** AIM OF THE EXERCISE **
Below is a listing. Gather each line of it that contains "approches".

** Start INPUT MATERIAL **

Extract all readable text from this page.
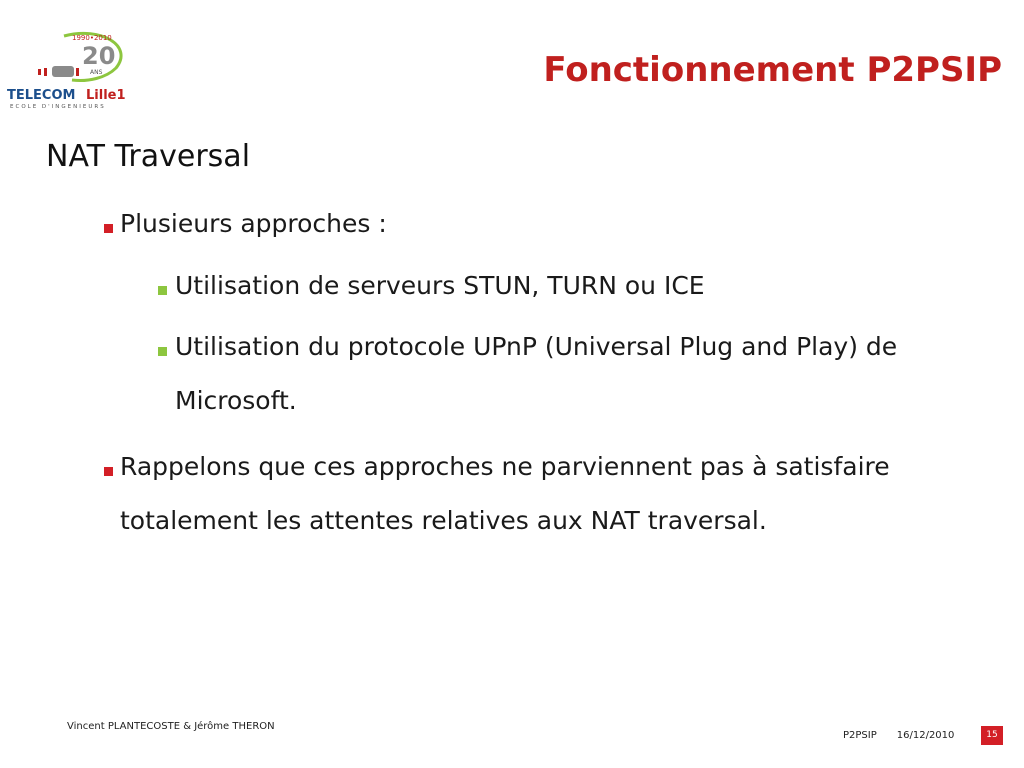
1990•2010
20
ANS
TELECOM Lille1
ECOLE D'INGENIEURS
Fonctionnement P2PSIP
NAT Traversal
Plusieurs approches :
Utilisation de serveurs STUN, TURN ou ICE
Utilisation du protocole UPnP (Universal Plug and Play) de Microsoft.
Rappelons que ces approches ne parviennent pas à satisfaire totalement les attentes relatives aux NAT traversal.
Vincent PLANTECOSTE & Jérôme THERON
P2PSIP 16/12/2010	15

** End INPUT MATERIAL **
** Start INPUT MATERIAL **

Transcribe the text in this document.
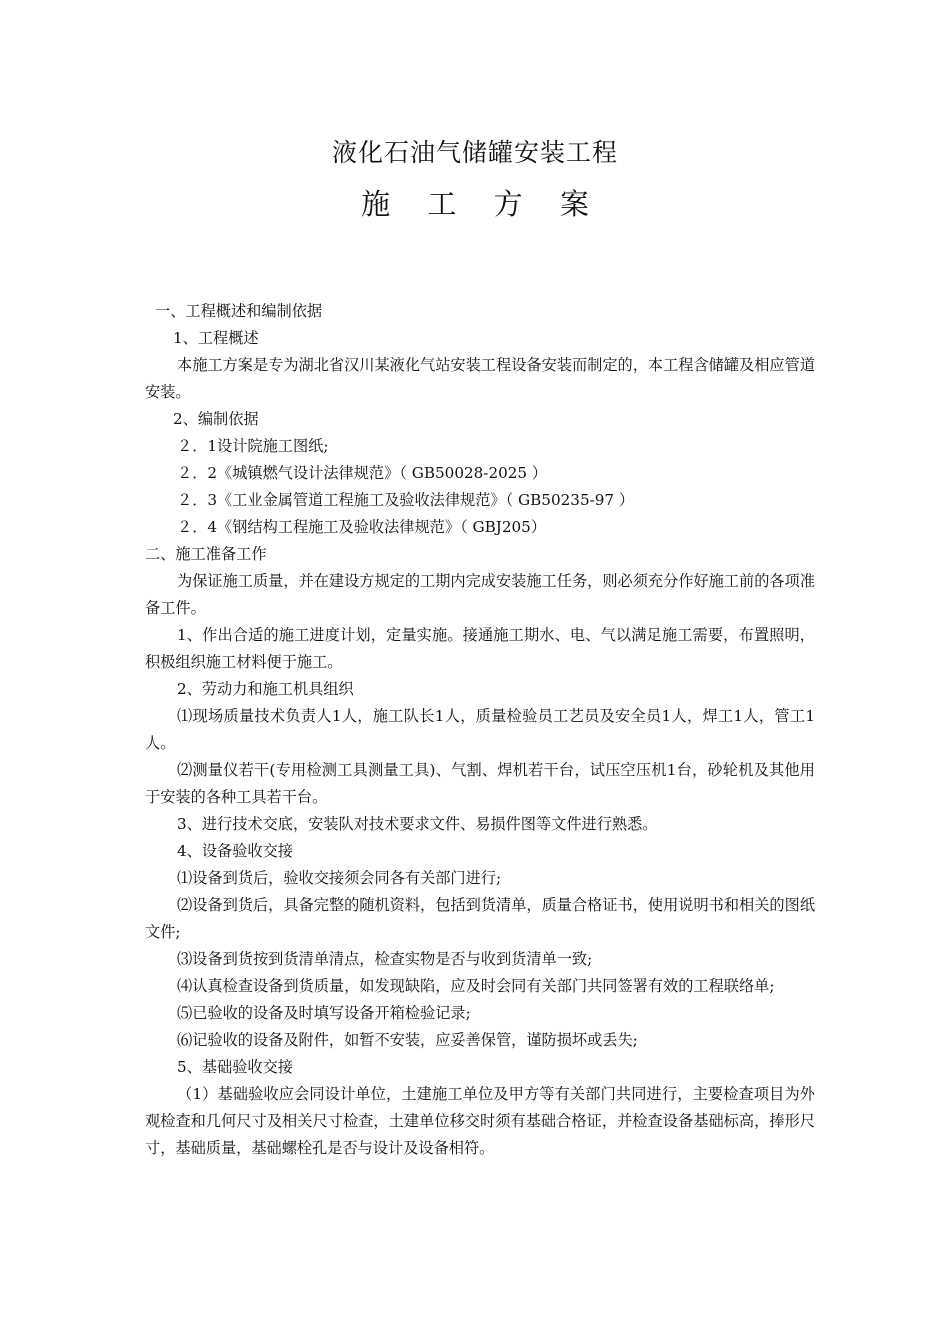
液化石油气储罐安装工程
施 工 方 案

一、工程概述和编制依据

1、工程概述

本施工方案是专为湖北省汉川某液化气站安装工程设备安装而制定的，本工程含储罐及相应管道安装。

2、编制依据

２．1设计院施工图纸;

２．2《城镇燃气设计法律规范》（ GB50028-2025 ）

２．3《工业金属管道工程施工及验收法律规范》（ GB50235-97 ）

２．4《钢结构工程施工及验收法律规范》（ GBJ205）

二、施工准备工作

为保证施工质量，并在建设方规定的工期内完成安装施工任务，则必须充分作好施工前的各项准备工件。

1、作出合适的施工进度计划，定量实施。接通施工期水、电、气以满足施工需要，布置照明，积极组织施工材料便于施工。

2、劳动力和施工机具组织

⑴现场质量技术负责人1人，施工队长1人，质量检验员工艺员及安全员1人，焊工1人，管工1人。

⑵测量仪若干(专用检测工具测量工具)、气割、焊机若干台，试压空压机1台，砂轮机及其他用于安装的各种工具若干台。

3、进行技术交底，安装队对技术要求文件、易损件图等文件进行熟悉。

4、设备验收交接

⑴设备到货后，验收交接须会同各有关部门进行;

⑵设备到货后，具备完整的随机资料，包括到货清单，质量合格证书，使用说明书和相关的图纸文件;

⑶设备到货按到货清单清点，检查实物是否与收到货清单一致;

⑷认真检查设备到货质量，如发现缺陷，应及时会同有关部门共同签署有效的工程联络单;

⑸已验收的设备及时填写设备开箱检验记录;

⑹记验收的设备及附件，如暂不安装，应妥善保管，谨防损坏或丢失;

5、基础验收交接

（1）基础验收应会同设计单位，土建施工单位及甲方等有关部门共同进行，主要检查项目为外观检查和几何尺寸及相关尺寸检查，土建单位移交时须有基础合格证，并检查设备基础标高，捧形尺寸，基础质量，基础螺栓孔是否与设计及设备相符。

** End INPUT MATERIAL **

** WRITTEN REPLY **
Plusieurs approches :
Rappelons que ces approches ne parviennent pas à satisfaire totalement les attentes relatives aux NAT traversal.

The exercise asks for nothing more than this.